Exercise aim: Leave out the pictures and transcribe the rest of the records exactly.

Stored records:
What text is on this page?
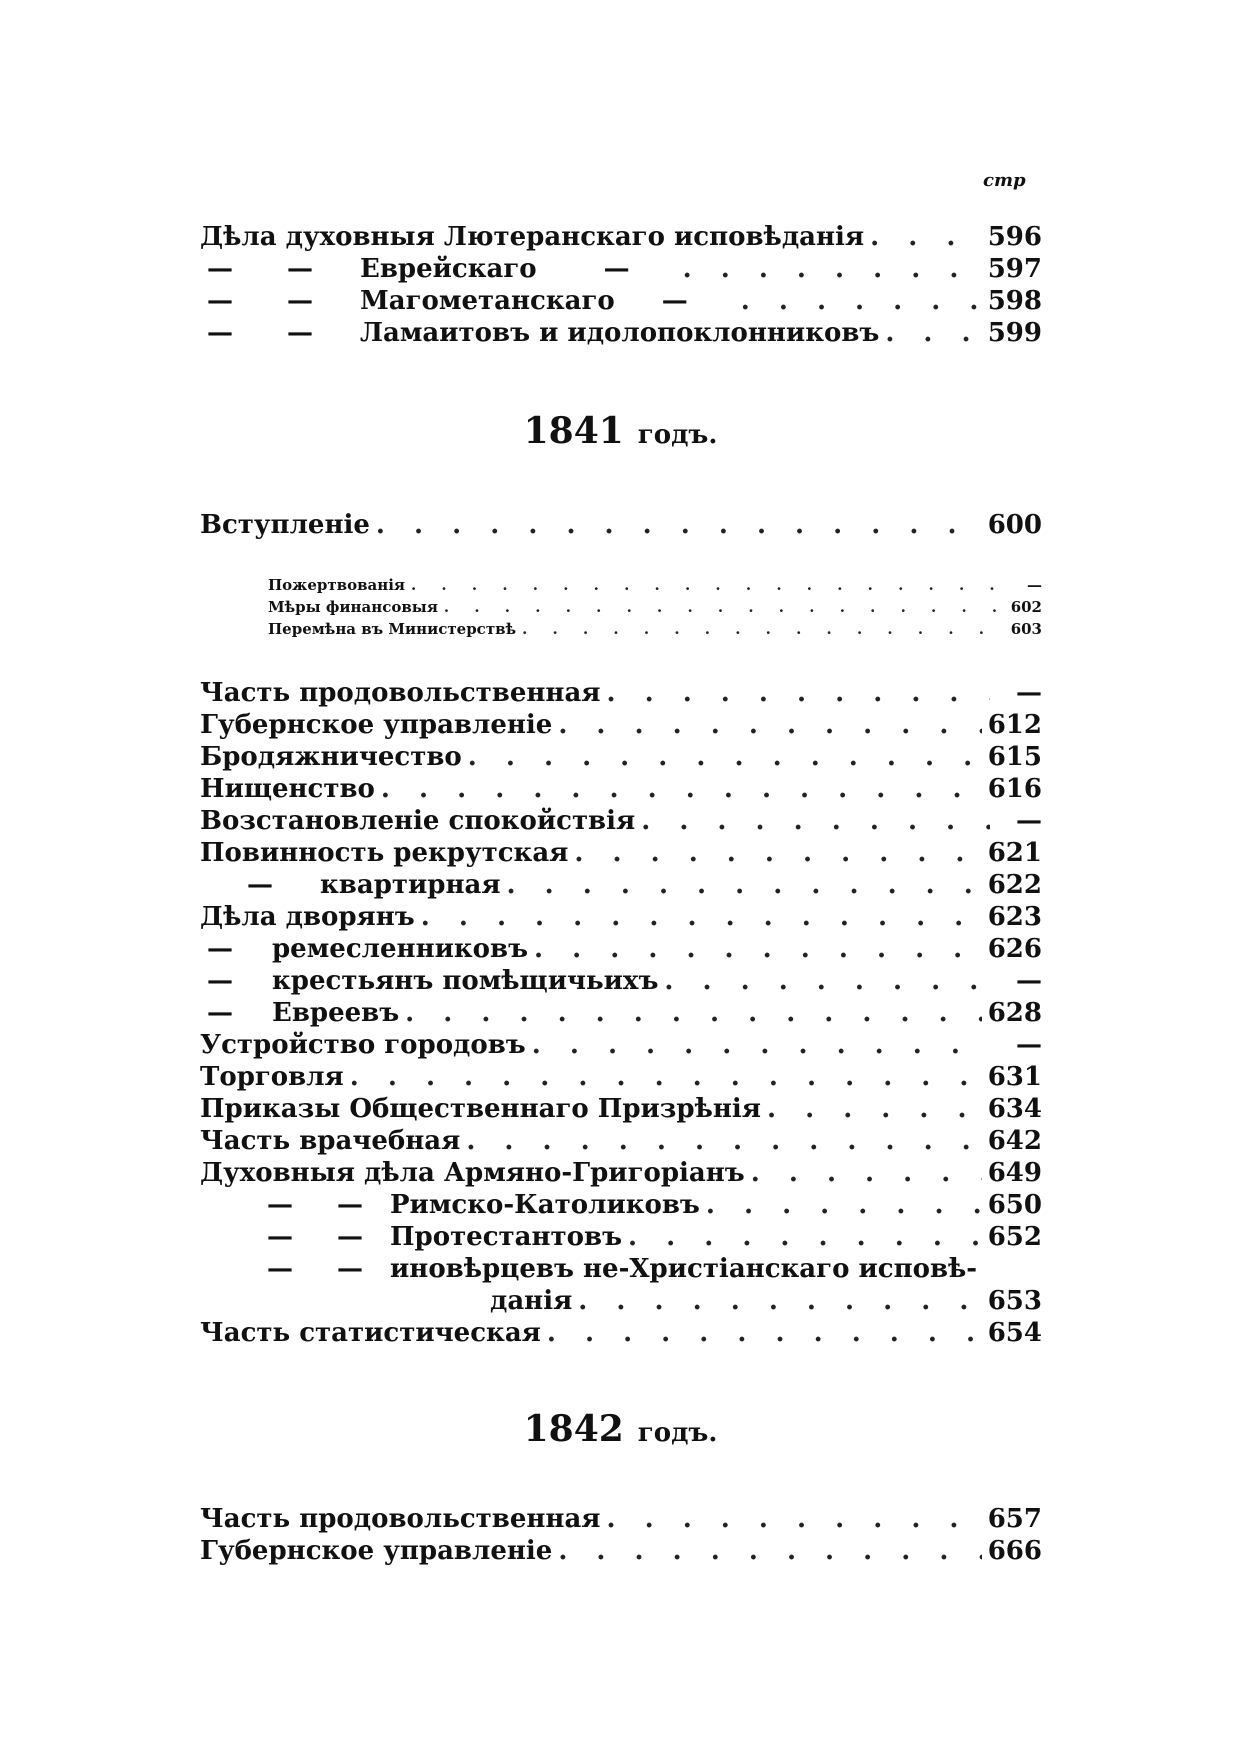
стр
Дѣла духовныя Лютеранскаго исповѣданія . . .	596
— — Еврейскаго	— . . .	597
— — Магометанскаго — . . .	598
— — Ламаитовъ и идолопоклонниковъ . . .	599
1841 годъ.
Вступленіе . . .	600
Пожертвованія . . .	—
Мѣры финансовыя . . .	602
Перемѣна въ Министерствѣ . . .	603
Часть продовольственная . . .	—
Губернское управленіе . . .	612
Бродяжничество . . .	615
Нищенство . . .	616
Возстановленіе спокойствія . . .	—
Повинность рекрутская . . .	621
— квартирная . . .	622
Дѣла дворянъ . . .	623
— ремесленниковъ . . .	626
— крестьянъ помѣщичьихъ . . .	—
— Евреевъ . . .	628
Устройство городовъ . . .	—
Торговля . . .	631
Приказы Общественнаго Призрѣнія . . .	634
Часть врачебная . . .	642
Духовныя дѣла Армяно-Григоріанъ . . .	649
— — Римско-Католиковъ . . .	650
— — Протестантовъ . . .	652
— — иновѣрцевъ не-Христіанскаго исповѣ-
данія . . .	653
Часть статистическая . . .	654
1842 годъ.
Часть продовольственная . . .	657
Губернское управленіе . . .	666
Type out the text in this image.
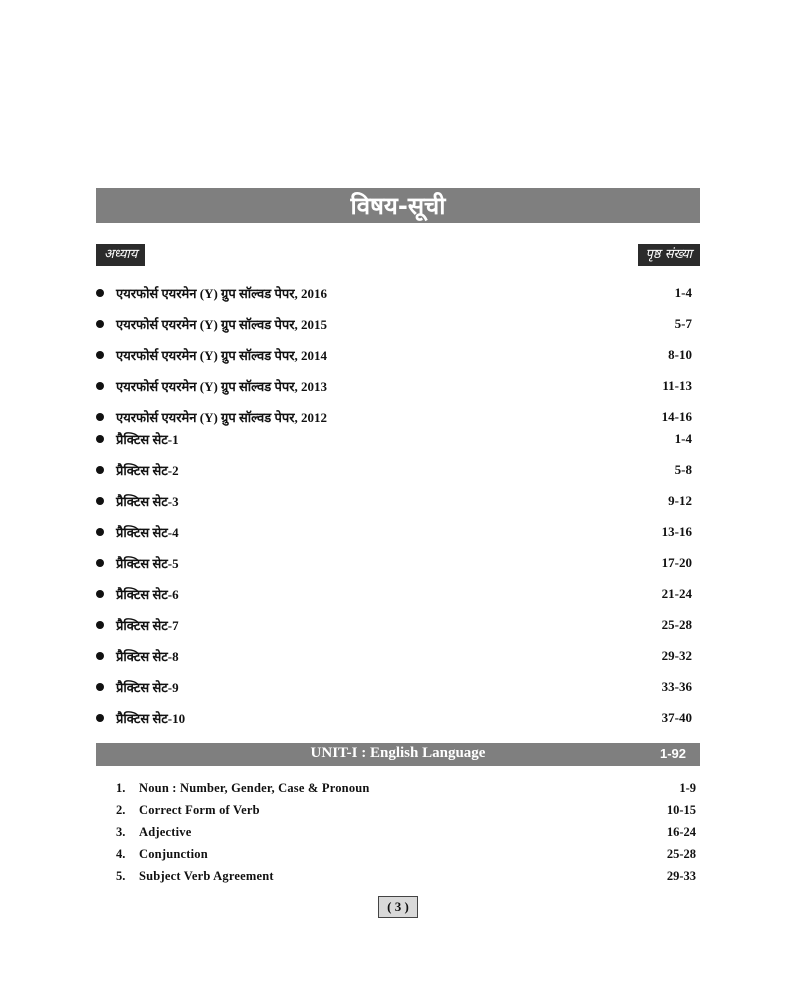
विषय-सूची
अध्याय	पृष्ठ संख्या
एयरफोर्स एयरमेन (Y) ग्रुप सॉल्वड पेपर, 2016	1-4
एयरफोर्स एयरमेन (Y) ग्रुप सॉल्वड पेपर, 2015	5-7
एयरफोर्स एयरमेन (Y) ग्रुप सॉल्वड पेपर, 2014	8-10
एयरफोर्स एयरमेन (Y) ग्रुप सॉल्वड पेपर, 2013	11-13
एयरफोर्स एयरमेन (Y) ग्रुप सॉल्वड पेपर, 2012	14-16
प्रैक्टिस सेट-1	1-4
प्रैक्टिस सेट-2	5-8
प्रैक्टिस सेट-3	9-12
प्रैक्टिस सेट-4	13-16
प्रैक्टिस सेट-5	17-20
प्रैक्टिस सेट-6	21-24
प्रैक्टिस सेट-7	25-28
प्रैक्टिस सेट-8	29-32
प्रैक्टिस सेट-9	33-36
प्रैक्टिस सेट-10	37-40
UNIT-I : English Language	1-92
1.	Noun : Number, Gender, Case & Pronoun	1-9
2.	Correct Form of Verb	10-15
3.	Adjective	16-24
4.	Conjunction	25-28
5.	Subject Verb Agreement	29-33
( 3 )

Reply to the exercise:
What text is on this page?
стр
Дѣла духовныя Лютеранскаго исповѣданія . . .	596
— — Еврейскаго	— . . .	597
— — Магометанскаго — . . .	598
— — Ламаитовъ и идолопоклонниковъ . . .	599
1841 годъ.
Вступленіе . . .	600
Пожертвованія . . .	—
Мѣры финансовыя . . .	602
Перемѣна въ Министерствѣ . . .	603
Часть продовольственная . . .	—
Губернское управленіе . . .	612
Бродяжничество . . .	615
Нищенство . . .	616
Возстановленіе спокойствія . . .	—
Повинность рекрутская . . .	621
— квартирная . . .	622
Дѣла дворянъ . . .	623
— ремесленниковъ . . .	626
— крестьянъ помѣщичьихъ . . .	—
— Евреевъ . . .	628
Устройство городовъ . . .	—
Торговля . . .	631
Приказы Общественнаго Призрѣнія . . .	634
Часть врачебная . . .	642
Духовныя дѣла Армяно-Григоріанъ . . .	649
— — Римско-Католиковъ . . .	650
— — Протестантовъ . . .	652
— — иновѣрцевъ не-Христіанскаго исповѣ-
данія . . .	653
Часть статистическая . . .	654
1842 годъ.
Часть продовольственная . . .	657
Губернское управленіе . . .	666
Type out the text in this image.
विषय-सूची
अध्याय	पृष्ठ संख्या
एयरफोर्स एयरमेन (Y) ग्रुप सॉल्वड पेपर, 2016	1-4
एयरफोर्स एयरमेन (Y) ग्रुप सॉल्वड पेपर, 2015	5-7
एयरफोर्स एयरमेन (Y) ग्रुप सॉल्वड पेपर, 2014	8-10
एयरफोर्स एयरमेन (Y) ग्रुप सॉल्वड पेपर, 2013	11-13
एयरफोर्स एयरमेन (Y) ग्रुप सॉल्वड पेपर, 2012	14-16
प्रैक्टिस सेट-1	1-4
प्रैक्टिस सेट-2	5-8
प्रैक्टिस सेट-3	9-12
प्रैक्टिस सेट-4	13-16
प्रैक्टिस सेट-5	17-20
प्रैक्टिस सेट-6	21-24
प्रैक्टिस सेट-7	25-28
प्रैक्टिस सेट-8	29-32
प्रैक्टिस सेट-9	33-36
प्रैक्टिस सेट-10	37-40
UNIT-I : English Language	1-92
1.	Noun : Number, Gender, Case & Pronoun	1-9
2.	Correct Form of Verb	10-15
3.	Adjective	16-24
4.	Conjunction	25-28
5.	Subject Verb Agreement	29-33
( 3 )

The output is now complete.